(Extracted records)
---+---

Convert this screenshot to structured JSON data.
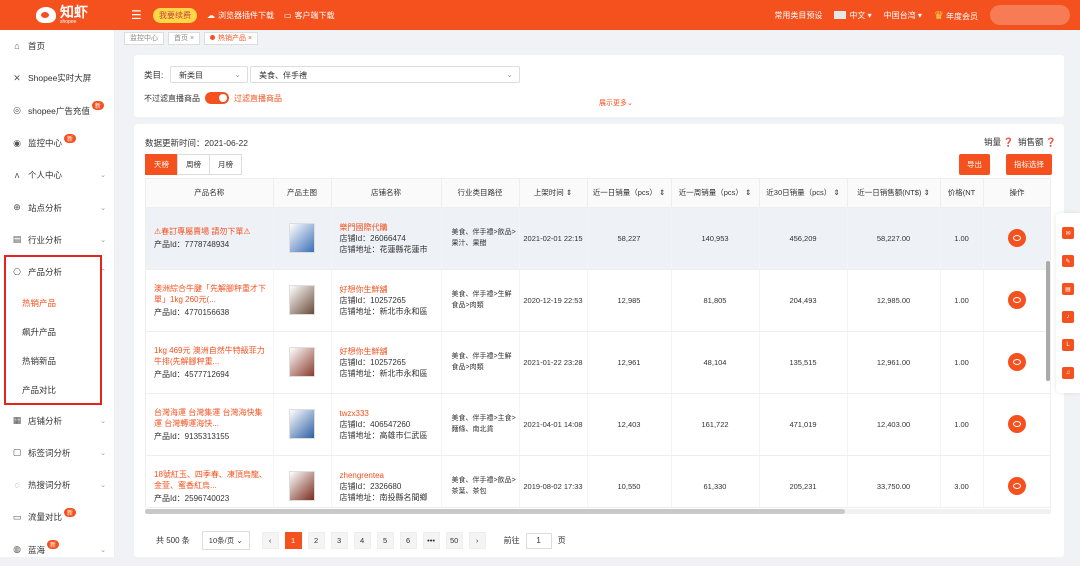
{
  "header": {
    "logo": "知虾",
    "logo_sub": "shopee",
    "badge": "我要续费",
    "links": [
      "浏览器插件下载",
      "客户端下载"
    ],
    "right": [
      "常用类目预设",
      "中文",
      "中国台湾",
      "年度会员"
    ]
  },
  "sidebar": {
    "items": [
      {
        "label": "首页",
        "icon": "home-icon"
      },
      {
        "label": "Shopee实时大屏",
        "icon": "screen-icon"
      },
      {
        "label": "shopee广告充值",
        "icon": "ad-icon",
        "badge": "新"
      },
      {
        "label": "监控中心",
        "icon": "monitor-icon",
        "badge": "新"
      },
      {
        "label": "个人中心",
        "icon": "person-icon"
      },
      {
        "label": "站点分析",
        "icon": "globe-icon"
      },
      {
        "label": "行业分析",
        "icon": "industry-icon"
      },
      {
        "label": "产品分析",
        "icon": "product-icon"
      }
    ],
    "sub_items": [
      "热销产品",
      "飙升产品",
      "热销新品",
      "产品对比"
    ],
    "items2": [
      {
        "label": "店铺分析",
        "icon": "shop-icon"
      },
      {
        "label": "标签词分析",
        "icon": "tag-icon"
      },
      {
        "label": "热搜词分析",
        "icon": "fire-icon"
      },
      {
        "label": "流量对比",
        "icon": "traffic-icon",
        "badge": "新"
      },
      {
        "label": "蓝海",
        "icon": "ocean-icon",
        "badge": "新"
      }
    ]
  },
  "breadcrumb": [
    "监控中心",
    "首页",
    "热销产品"
  ],
  "filter": {
    "category_label": "类目:",
    "category_select": "新类目",
    "category_value": "美食、伴手禮",
    "toggle_off_label": "不过滤直播商品",
    "toggle_on_label": "过滤直播商品",
    "more": "展示更多"
  },
  "panel": {
    "update_time": "数据更新时间：2021-06-22",
    "tabs": [
      "天榜",
      "周榜",
      "月榜"
    ],
    "metric1": "销量",
    "metric2": "销售额",
    "export": "导出",
    "indicator": "指标选择"
  },
  "table": {
    "headers": [
      "产品名称",
      "产品主图",
      "店铺名称",
      "行业类目路径",
      "上架时间",
      "近一日销量（pcs）",
      "近一周销量（pcs）",
      "近30日销量（pcs）",
      "近一日销售额(NT$)",
      "价格(NT",
      "操作"
    ],
    "rows": [
      {
        "name": "⚠春訂專屬賣場 請勿下單⚠",
        "id": "产品Id：7778748934",
        "shop": "樂門國際代購",
        "shop_id": "店铺Id：26066474",
        "shop_addr": "店铺地址：花蓮縣花蓮市",
        "cat": "美食、伴手禮>飲品>果汁、果醋",
        "date": "2021-02-01 22:15",
        "d1": "58,227",
        "w1": "140,953",
        "m30": "456,209",
        "rev": "58,227.00",
        "price": "1.00"
      },
      {
        "name": "澳洲綜合牛腱「先解腳秤重才下單」1kg 260元(...",
        "id": "产品Id：4770156638",
        "shop": "好想你生鮮舖",
        "shop_id": "店铺Id：10257265",
        "shop_addr": "店铺地址：新北市永和區",
        "cat": "美食、伴手禮>生鮮食品>肉類",
        "date": "2020-12-19 22:53",
        "d1": "12,985",
        "w1": "81,805",
        "m30": "204,493",
        "rev": "12,985.00",
        "price": "1.00"
      },
      {
        "name": "1kg 469元 澳洲自然牛特級菲力牛排(先解腳秤重...",
        "id": "产品Id：4577712694",
        "shop": "好想你生鮮舖",
        "shop_id": "店铺Id：10257265",
        "shop_addr": "店铺地址：新北市永和區",
        "cat": "美食、伴手禮>生鮮食品>肉類",
        "date": "2021-01-22 23:28",
        "d1": "12,961",
        "w1": "48,104",
        "m30": "135,515",
        "rev": "12,961.00",
        "price": "1.00"
      },
      {
        "name": "台灣海運 台灣集運 台灣海快集運 台灣轉運海快...",
        "id": "产品Id：9135313155",
        "shop": "twzx333",
        "shop_id": "店铺Id：406547260",
        "shop_addr": "店铺地址：高雄市仁武區",
        "cat": "美食、伴手禮>主食>麵條、南北貨",
        "date": "2021-04-01 14:08",
        "d1": "12,403",
        "w1": "161,722",
        "m30": "471,019",
        "rev": "12,403.00",
        "price": "1.00"
      },
      {
        "name": "18號紅玉、四季春、凍頂烏龍、金萱、蜜香紅烏...",
        "id": "产品Id：2596740023",
        "shop": "zhengrentea",
        "shop_id": "店铺Id：2326680",
        "shop_addr": "店铺地址：南投縣名間鄉",
        "cat": "美食、伴手禮>飲品>茶葉、茶包",
        "date": "2019-08-02 17:33",
        "d1": "10,550",
        "w1": "61,330",
        "m30": "205,231",
        "rev": "33,750.00",
        "price": "3.00"
      }
    ]
  },
  "pager": {
    "total": "共 500 条",
    "size": "10条/页",
    "pages": [
      "1",
      "2",
      "3",
      "4",
      "5",
      "6",
      "•••",
      "50"
    ],
    "goto": "前往",
    "goto_val": "1",
    "page_unit": "页"
  },
  "colors": {
    "brand": "#f4511e",
    "highlight_row": "#eef1f6",
    "frame": "#e5241d"
  }
}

---+---

- _AIM OF THE TASK_: Identify how many lines in the entries above contain the word "店铺地址" and provide only that figure.

- _EXERCISE SOLUTION_: 5